[start]

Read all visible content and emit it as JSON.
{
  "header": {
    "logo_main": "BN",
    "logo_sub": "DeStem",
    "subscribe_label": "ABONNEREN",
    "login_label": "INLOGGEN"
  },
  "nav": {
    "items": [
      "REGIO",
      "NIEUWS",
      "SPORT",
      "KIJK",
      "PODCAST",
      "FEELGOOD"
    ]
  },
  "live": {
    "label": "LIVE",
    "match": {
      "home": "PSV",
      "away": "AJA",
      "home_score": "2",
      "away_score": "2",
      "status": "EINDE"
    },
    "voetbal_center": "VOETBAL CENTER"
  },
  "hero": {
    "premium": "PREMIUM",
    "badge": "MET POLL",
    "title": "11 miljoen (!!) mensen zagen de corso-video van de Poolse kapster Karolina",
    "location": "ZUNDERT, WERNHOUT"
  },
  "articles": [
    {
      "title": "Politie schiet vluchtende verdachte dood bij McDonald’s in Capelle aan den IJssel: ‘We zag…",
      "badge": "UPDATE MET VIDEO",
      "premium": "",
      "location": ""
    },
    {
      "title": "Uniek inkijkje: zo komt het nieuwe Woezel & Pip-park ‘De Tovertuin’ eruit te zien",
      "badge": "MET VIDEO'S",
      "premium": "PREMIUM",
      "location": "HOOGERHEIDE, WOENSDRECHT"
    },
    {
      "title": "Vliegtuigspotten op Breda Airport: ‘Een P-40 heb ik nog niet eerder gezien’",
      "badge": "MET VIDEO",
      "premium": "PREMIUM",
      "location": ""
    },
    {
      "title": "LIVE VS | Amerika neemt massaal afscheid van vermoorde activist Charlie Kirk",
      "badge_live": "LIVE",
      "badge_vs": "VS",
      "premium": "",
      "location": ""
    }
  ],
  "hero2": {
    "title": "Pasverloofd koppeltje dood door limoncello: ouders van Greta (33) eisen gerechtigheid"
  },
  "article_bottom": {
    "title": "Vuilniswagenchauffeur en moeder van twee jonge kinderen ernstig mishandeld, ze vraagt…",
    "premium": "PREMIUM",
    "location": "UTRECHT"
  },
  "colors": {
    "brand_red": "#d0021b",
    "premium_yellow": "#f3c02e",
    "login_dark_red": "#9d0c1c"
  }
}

[end]

### Stated problem
Using the listing above, retype each line exactly.

### Exercise output
Read all visible content and emit it as JSON.
{
  "header": {
    "logo_main": "BN",
    "logo_sub": "DeStem",
    "subscribe_label": "ABONNEREN",
    "login_label": "INLOGGEN"
  },
  "nav": {
    "items": [
      "REGIO",
      "NIEUWS",
      "SPORT",
      "KIJK",
      "PODCAST",
      "FEELGOOD"
    ]
  },
  "live": {
    "label": "LIVE",
    "match": {
      "home": "PSV",
      "away": "AJA",
      "home_score": "2",
      "away_score": "2",
      "status": "EINDE"
    },
    "voetbal_center": "VOETBAL CENTER"
  },
  "hero": {
    "premium": "PREMIUM",
    "badge": "MET POLL",
    "title": "11 miljoen (!!) mensen zagen de corso-video van de Poolse kapster Karolina",
    "location": "ZUNDERT, WERNHOUT"
  },
  "articles": [
    {
      "title": "Politie schiet vluchtende verdachte dood bij McDonald’s in Capelle aan den IJssel: ‘We zag…",
      "badge": "UPDATE MET VIDEO",
      "premium": "",
      "location": ""
    },
    {
      "title": "Uniek inkijkje: zo komt het nieuwe Woezel & Pip-park ‘De Tovertuin’ eruit te zien",
      "badge": "MET VIDEO'S",
      "premium": "PREMIUM",
      "location": "HOOGERHEIDE, WOENSDRECHT"
    },
    {
      "title": "Vliegtuigspotten op Breda Airport: ‘Een P-40 heb ik nog niet eerder gezien’",
      "badge": "MET VIDEO",
      "premium": "PREMIUM",
      "location": ""
    },
    {
      "title": "LIVE VS | Amerika neemt massaal afscheid van vermoorde activist Charlie Kirk",
      "badge_live": "LIVE",
      "badge_vs": "VS",
      "premium": "",
      "location": ""
    }
  ],
  "hero2": {
    "title": "Pasverloofd koppeltje dood door limoncello: ouders van Greta (33) eisen gerechtigheid"
  },
  "article_bottom": {
    "title": "Vuilniswagenchauffeur en moeder van twee jonge kinderen ernstig mishandeld, ze vraagt…",
    "premium": "PREMIUM",
    "location": "UTRECHT"
  },
  "colors": {
    "brand_red": "#d0021b",
    "premium_yellow": "#f3c02e",
    "login_dark_red": "#9d0c1c"
  }
}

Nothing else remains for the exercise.